◆ Problem to solve ◆
Each line containing the word "does" must be collected.

(A run of records)
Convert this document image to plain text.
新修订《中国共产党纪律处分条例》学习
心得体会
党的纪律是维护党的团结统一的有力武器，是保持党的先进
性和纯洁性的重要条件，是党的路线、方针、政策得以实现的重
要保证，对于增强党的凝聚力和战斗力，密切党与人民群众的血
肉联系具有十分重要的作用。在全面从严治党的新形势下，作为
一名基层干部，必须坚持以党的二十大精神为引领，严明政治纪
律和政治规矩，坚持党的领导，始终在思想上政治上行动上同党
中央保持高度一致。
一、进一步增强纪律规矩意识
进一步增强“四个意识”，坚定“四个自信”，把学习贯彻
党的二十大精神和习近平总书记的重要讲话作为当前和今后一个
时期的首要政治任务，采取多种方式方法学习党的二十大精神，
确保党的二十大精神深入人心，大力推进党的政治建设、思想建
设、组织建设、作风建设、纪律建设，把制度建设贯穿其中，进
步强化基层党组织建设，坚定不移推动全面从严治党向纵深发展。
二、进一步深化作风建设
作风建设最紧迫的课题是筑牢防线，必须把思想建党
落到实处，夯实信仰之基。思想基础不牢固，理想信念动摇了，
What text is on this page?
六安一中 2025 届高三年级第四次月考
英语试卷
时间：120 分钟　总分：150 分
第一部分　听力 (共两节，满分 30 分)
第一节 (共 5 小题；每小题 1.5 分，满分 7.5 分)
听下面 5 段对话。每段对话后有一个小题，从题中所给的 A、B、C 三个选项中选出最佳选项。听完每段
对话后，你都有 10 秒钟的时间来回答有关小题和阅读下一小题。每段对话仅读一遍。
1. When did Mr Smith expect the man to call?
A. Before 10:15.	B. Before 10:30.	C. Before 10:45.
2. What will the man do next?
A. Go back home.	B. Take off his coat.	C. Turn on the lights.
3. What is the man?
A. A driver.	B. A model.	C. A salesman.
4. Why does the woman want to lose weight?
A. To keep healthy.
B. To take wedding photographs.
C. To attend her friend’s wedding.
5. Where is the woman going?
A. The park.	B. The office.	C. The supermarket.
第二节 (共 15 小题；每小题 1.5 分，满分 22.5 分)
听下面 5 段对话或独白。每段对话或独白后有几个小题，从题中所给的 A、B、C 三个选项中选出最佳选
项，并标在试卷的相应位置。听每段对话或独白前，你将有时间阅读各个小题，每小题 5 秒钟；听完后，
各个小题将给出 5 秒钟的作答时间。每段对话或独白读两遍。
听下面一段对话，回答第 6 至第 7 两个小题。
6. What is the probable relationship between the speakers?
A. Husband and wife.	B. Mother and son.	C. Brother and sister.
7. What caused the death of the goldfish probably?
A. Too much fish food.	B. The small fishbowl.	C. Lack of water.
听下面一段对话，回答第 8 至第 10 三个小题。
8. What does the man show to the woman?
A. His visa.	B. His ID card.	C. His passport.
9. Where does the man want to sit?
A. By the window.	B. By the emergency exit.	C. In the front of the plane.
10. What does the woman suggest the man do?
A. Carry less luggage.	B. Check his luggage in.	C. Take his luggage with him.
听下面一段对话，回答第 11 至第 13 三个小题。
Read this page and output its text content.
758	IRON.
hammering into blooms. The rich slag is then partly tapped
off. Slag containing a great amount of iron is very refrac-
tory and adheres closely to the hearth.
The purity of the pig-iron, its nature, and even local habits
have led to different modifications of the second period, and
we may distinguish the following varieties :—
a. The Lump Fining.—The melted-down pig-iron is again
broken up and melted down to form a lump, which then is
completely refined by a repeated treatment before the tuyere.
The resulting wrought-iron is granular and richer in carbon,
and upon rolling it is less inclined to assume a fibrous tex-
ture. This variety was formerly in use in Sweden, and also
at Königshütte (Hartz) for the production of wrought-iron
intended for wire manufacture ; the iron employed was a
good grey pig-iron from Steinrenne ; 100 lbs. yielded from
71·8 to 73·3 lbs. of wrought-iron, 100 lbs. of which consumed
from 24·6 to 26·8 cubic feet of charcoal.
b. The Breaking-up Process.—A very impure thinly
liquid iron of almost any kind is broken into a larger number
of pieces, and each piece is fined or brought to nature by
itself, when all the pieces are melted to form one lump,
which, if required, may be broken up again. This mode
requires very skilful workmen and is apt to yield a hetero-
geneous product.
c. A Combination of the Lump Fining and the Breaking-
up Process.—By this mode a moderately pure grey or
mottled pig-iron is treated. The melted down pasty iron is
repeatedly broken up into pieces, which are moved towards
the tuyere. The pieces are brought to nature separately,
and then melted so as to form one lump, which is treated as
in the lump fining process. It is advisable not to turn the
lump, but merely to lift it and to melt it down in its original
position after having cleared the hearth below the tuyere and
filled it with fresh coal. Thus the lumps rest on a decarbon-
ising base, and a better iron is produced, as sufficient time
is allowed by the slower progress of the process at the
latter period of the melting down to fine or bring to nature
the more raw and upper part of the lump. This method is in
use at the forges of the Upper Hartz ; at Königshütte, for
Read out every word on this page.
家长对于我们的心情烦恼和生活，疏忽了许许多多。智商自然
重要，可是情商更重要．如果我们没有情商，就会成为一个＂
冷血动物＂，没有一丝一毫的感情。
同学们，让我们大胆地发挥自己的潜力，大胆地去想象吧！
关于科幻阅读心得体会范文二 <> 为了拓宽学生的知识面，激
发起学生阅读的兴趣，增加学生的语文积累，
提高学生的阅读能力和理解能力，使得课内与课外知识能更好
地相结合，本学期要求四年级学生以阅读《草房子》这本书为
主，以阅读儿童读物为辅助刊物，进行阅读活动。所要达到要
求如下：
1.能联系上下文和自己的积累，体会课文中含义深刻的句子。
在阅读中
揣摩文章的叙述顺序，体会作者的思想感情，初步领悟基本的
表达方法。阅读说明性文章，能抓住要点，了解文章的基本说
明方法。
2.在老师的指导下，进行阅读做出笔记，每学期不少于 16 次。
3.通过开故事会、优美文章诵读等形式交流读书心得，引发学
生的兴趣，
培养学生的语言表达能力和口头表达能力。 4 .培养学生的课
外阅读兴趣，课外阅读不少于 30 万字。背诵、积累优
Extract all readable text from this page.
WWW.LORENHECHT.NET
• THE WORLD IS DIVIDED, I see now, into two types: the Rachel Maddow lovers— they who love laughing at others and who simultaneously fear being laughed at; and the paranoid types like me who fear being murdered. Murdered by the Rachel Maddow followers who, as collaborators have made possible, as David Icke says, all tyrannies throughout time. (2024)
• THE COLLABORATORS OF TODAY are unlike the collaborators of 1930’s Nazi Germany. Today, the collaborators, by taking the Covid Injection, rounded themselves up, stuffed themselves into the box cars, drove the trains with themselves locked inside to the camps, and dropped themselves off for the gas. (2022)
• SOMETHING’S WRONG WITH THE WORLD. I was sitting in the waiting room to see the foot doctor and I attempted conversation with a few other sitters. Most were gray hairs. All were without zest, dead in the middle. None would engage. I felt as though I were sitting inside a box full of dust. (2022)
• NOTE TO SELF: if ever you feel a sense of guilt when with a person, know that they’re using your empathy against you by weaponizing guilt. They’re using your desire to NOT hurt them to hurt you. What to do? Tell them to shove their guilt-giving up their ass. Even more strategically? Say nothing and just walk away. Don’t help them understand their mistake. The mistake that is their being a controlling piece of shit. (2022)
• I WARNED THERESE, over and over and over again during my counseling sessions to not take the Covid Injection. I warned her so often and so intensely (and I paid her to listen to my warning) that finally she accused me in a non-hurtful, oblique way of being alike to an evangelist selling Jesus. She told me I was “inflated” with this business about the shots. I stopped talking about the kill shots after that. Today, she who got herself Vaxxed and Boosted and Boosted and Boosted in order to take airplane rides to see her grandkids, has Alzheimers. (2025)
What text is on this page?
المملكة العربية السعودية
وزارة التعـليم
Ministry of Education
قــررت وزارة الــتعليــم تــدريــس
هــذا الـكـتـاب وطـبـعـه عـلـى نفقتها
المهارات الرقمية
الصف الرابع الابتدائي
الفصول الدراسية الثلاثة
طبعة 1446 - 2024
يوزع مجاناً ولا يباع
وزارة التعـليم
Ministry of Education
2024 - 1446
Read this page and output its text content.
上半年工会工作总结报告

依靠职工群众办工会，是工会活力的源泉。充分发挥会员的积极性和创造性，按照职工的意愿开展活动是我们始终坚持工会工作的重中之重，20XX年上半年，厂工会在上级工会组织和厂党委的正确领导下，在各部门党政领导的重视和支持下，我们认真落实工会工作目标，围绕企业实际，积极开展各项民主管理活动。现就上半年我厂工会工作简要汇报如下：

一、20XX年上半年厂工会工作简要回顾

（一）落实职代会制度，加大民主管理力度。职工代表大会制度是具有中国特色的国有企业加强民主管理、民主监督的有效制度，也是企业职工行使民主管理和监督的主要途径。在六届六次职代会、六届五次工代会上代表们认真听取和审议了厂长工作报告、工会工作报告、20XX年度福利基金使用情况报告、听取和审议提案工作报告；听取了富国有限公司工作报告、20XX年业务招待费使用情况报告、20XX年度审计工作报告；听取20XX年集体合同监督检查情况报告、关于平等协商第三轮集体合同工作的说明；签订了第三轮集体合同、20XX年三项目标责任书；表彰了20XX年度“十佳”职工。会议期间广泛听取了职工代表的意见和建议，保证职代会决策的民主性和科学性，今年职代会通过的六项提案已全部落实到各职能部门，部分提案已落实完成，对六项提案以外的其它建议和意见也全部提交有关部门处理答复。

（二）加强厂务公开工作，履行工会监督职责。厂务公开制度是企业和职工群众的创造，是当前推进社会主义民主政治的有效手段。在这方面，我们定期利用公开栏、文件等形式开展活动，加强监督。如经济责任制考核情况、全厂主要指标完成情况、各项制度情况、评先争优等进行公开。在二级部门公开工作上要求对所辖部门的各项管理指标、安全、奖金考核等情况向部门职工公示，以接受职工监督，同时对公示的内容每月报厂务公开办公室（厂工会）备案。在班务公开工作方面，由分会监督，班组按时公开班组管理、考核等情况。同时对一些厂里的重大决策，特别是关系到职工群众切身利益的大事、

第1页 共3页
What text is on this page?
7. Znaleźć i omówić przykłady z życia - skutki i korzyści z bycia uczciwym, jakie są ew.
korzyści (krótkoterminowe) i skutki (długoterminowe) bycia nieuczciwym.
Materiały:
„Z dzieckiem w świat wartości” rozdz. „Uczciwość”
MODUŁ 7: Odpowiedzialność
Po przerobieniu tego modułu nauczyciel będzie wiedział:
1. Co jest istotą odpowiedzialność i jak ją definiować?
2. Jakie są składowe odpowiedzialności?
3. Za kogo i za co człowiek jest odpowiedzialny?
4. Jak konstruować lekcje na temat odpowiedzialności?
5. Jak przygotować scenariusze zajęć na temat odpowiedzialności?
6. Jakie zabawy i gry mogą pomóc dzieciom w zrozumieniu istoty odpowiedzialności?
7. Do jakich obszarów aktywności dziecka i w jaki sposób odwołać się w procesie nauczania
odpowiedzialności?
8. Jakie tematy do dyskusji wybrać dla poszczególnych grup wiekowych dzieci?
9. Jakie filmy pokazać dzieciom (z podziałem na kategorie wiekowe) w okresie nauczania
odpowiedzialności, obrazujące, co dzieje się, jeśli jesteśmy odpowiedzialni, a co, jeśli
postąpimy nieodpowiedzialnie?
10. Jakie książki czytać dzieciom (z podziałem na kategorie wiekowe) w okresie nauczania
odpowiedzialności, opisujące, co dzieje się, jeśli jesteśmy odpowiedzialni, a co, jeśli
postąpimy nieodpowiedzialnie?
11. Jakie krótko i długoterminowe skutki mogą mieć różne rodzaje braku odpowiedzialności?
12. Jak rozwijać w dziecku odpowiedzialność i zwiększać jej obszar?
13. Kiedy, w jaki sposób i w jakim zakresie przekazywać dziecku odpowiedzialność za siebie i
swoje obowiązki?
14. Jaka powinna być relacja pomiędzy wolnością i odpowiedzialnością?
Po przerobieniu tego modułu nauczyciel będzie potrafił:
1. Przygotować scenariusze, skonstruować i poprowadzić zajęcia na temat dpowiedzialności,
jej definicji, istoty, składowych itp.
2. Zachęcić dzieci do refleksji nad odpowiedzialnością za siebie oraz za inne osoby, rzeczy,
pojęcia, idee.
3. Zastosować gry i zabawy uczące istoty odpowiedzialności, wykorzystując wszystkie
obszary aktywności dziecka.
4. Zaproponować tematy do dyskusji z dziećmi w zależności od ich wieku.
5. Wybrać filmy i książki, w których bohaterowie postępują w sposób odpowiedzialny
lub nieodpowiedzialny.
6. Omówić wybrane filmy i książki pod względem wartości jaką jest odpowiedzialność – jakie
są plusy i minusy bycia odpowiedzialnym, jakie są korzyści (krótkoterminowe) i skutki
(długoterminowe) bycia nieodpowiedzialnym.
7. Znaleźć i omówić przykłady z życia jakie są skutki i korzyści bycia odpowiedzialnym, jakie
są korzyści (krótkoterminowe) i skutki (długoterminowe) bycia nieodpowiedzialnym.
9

◆ Finished exercise ◆
4. Why does the woman want to lose weight?
8. What does the man show to the woman?
9. Where does the man want to sit?
10. What does the woman suggest the man do?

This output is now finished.